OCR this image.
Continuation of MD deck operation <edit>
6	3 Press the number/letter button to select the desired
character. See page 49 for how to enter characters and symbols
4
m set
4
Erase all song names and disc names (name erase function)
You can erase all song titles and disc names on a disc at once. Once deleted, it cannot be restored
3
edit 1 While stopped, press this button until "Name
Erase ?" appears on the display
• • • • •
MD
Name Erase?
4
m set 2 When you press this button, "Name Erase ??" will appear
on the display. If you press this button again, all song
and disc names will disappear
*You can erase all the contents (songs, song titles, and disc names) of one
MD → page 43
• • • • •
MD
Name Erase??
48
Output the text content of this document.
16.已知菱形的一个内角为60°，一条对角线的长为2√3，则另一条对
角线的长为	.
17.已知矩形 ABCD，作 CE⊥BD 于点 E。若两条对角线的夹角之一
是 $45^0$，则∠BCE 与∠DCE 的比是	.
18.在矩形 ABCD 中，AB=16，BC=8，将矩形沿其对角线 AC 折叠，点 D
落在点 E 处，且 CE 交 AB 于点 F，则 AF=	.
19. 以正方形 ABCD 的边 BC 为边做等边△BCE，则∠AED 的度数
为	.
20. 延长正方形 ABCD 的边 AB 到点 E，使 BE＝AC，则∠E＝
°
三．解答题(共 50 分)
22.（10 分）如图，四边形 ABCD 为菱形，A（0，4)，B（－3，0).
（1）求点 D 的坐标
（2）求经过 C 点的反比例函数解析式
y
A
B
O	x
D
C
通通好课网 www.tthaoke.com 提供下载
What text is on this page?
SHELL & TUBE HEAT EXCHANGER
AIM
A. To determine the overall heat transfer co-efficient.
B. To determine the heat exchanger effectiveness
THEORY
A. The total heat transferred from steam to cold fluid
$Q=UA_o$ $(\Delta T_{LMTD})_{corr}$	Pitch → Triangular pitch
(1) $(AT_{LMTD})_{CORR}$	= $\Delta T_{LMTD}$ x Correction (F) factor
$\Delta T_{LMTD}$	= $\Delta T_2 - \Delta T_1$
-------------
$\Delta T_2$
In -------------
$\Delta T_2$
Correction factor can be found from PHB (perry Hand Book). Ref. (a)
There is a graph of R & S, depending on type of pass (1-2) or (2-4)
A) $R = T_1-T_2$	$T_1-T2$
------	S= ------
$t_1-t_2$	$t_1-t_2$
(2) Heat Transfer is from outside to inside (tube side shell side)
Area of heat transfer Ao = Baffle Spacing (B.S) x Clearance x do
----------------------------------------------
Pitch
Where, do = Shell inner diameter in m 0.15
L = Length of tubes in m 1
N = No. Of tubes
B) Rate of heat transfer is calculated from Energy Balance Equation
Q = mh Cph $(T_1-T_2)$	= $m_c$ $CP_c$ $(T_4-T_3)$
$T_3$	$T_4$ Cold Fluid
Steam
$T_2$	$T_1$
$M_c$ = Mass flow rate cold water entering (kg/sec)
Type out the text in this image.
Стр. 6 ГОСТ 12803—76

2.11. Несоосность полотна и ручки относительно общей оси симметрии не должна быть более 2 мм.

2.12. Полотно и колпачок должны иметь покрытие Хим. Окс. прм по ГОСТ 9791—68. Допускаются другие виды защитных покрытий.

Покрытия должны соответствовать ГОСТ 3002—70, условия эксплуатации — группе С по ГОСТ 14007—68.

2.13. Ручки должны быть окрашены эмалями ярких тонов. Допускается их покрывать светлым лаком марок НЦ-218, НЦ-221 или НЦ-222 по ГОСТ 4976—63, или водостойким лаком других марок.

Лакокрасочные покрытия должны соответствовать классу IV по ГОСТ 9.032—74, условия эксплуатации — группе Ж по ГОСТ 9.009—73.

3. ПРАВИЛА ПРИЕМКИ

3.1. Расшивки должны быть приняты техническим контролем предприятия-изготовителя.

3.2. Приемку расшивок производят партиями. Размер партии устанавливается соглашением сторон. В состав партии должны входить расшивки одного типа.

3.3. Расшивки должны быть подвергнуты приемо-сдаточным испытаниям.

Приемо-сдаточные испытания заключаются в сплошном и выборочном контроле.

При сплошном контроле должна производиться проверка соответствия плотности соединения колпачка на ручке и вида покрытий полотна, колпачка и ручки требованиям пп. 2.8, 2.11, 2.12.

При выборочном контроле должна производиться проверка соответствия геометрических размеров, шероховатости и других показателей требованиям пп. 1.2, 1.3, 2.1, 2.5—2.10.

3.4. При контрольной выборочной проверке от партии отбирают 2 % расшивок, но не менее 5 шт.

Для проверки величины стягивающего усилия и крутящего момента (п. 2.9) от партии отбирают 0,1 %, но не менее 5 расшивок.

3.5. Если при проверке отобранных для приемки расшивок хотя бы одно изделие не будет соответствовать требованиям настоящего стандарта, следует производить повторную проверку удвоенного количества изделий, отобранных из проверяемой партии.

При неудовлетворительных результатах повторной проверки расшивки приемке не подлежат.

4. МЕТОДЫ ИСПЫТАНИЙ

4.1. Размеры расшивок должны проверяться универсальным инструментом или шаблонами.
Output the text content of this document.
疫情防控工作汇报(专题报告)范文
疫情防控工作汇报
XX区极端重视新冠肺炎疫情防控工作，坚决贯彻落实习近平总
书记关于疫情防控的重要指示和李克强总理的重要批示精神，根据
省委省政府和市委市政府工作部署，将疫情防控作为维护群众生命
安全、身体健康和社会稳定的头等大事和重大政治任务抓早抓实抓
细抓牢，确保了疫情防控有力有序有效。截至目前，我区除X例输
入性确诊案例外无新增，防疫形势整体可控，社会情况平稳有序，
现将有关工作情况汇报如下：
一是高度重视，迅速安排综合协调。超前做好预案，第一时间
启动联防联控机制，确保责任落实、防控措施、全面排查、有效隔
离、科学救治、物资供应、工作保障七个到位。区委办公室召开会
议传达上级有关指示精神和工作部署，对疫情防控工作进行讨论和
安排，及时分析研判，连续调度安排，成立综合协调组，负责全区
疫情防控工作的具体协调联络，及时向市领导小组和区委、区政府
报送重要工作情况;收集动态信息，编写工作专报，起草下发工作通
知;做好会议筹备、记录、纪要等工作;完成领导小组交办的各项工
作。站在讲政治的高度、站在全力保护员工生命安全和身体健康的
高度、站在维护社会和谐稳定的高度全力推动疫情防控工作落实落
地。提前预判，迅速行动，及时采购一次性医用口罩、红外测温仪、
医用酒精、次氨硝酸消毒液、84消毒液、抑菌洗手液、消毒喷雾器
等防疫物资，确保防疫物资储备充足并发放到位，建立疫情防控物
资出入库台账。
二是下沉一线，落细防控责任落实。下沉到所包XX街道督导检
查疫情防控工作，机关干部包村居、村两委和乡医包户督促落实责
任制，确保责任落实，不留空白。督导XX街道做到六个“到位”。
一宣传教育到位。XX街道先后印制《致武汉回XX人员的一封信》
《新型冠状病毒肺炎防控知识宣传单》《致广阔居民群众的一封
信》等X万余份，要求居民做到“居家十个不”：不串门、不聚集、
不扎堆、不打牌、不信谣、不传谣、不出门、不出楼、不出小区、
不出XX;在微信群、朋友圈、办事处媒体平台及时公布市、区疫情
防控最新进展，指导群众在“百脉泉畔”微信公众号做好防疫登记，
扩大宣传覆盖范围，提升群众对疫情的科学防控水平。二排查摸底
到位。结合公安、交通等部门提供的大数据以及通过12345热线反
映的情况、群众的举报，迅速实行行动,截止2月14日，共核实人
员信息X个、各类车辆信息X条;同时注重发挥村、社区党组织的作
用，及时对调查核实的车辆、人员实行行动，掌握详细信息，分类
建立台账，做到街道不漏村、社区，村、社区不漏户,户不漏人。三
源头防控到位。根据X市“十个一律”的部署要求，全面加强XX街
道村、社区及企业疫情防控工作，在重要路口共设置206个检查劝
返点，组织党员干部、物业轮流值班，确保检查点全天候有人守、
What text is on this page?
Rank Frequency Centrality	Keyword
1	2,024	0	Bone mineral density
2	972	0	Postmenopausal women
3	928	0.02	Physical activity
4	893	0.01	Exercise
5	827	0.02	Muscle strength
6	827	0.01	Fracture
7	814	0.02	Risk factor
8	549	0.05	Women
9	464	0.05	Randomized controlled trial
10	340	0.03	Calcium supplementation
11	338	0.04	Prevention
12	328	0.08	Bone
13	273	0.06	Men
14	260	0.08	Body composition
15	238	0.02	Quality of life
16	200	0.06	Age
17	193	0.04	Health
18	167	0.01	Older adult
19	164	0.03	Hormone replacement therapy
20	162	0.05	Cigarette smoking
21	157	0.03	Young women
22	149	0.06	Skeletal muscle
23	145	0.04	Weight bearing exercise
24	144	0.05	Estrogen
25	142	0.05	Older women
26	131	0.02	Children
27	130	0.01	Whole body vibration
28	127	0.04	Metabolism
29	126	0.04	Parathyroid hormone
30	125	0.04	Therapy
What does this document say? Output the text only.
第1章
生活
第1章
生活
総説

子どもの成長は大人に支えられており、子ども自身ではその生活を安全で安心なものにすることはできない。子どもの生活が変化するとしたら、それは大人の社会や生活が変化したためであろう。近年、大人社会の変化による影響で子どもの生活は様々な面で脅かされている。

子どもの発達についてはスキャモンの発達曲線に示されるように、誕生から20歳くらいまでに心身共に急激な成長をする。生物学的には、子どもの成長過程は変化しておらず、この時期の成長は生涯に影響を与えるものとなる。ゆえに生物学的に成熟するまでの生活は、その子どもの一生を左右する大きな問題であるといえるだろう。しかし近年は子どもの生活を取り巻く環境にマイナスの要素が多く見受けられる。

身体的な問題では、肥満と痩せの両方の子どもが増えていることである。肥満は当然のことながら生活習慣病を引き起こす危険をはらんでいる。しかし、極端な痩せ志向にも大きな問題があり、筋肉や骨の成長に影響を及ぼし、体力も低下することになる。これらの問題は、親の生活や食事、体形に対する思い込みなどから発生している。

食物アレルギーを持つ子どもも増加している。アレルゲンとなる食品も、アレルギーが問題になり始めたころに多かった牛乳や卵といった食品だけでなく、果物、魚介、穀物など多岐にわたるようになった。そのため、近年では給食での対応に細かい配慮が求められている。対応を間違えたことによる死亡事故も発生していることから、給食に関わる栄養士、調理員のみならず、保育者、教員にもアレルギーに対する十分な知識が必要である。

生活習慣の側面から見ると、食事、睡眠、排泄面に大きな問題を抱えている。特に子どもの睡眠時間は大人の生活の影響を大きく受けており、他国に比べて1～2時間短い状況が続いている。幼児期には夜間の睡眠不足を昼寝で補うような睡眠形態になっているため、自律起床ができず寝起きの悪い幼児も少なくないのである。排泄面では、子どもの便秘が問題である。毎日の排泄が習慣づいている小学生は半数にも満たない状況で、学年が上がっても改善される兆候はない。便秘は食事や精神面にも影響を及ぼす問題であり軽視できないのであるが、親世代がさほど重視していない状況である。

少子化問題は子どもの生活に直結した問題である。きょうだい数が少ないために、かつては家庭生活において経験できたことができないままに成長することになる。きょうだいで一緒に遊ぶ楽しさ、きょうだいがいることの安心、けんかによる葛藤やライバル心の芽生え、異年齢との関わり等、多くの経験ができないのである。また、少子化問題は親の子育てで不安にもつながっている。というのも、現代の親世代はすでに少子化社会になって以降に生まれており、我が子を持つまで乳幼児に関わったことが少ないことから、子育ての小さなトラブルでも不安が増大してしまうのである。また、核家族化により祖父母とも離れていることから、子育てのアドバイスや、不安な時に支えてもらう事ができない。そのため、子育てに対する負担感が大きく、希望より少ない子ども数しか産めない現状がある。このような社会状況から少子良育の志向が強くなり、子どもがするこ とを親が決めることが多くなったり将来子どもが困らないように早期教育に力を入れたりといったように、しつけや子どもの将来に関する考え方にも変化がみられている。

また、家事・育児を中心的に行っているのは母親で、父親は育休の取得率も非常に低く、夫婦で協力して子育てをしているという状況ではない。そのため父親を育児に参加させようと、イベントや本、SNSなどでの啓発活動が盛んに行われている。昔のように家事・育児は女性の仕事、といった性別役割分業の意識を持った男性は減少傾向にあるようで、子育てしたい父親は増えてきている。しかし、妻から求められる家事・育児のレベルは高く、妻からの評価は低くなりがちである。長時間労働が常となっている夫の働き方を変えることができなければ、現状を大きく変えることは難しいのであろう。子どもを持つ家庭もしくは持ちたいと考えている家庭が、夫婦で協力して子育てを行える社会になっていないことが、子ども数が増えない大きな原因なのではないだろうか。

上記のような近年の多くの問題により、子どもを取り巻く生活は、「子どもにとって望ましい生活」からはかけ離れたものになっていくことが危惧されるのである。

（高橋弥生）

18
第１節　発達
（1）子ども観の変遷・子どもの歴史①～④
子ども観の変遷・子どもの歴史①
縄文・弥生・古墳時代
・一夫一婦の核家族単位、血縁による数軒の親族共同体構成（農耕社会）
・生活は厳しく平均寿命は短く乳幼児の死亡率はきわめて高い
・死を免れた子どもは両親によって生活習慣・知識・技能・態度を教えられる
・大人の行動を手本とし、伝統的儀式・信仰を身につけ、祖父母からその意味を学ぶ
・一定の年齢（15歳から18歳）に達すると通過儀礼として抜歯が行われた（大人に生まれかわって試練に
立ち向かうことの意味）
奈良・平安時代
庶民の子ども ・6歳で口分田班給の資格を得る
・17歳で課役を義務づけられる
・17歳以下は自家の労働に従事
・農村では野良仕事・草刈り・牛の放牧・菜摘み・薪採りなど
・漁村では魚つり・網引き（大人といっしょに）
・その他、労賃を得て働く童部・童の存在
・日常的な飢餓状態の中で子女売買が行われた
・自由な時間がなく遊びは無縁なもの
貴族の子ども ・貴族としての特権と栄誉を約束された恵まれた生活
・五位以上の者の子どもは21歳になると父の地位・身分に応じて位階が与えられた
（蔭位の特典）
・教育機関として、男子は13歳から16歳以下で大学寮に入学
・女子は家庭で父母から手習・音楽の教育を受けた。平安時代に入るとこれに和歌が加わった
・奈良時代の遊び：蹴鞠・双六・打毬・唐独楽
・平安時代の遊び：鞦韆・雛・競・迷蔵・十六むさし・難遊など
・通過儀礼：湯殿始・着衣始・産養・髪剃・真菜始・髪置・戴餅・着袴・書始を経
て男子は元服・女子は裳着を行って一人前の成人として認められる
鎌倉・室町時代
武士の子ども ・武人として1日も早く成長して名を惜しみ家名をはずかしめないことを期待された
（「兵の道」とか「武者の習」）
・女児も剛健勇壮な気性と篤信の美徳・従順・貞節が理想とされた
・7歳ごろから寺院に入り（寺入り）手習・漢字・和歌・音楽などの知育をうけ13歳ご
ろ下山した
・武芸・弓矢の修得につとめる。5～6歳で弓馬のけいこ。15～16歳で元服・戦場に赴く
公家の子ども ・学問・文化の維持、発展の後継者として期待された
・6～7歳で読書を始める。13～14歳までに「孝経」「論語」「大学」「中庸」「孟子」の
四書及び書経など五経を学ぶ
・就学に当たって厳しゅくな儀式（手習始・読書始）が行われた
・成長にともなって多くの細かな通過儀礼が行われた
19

___

- **Brief**
Show every line in the entries where the string "子どもの歴史①" occurs.

- **Full response**
（1）子ども観の変遷・子どもの歴史①～④
子ども観の変遷・子どもの歴史①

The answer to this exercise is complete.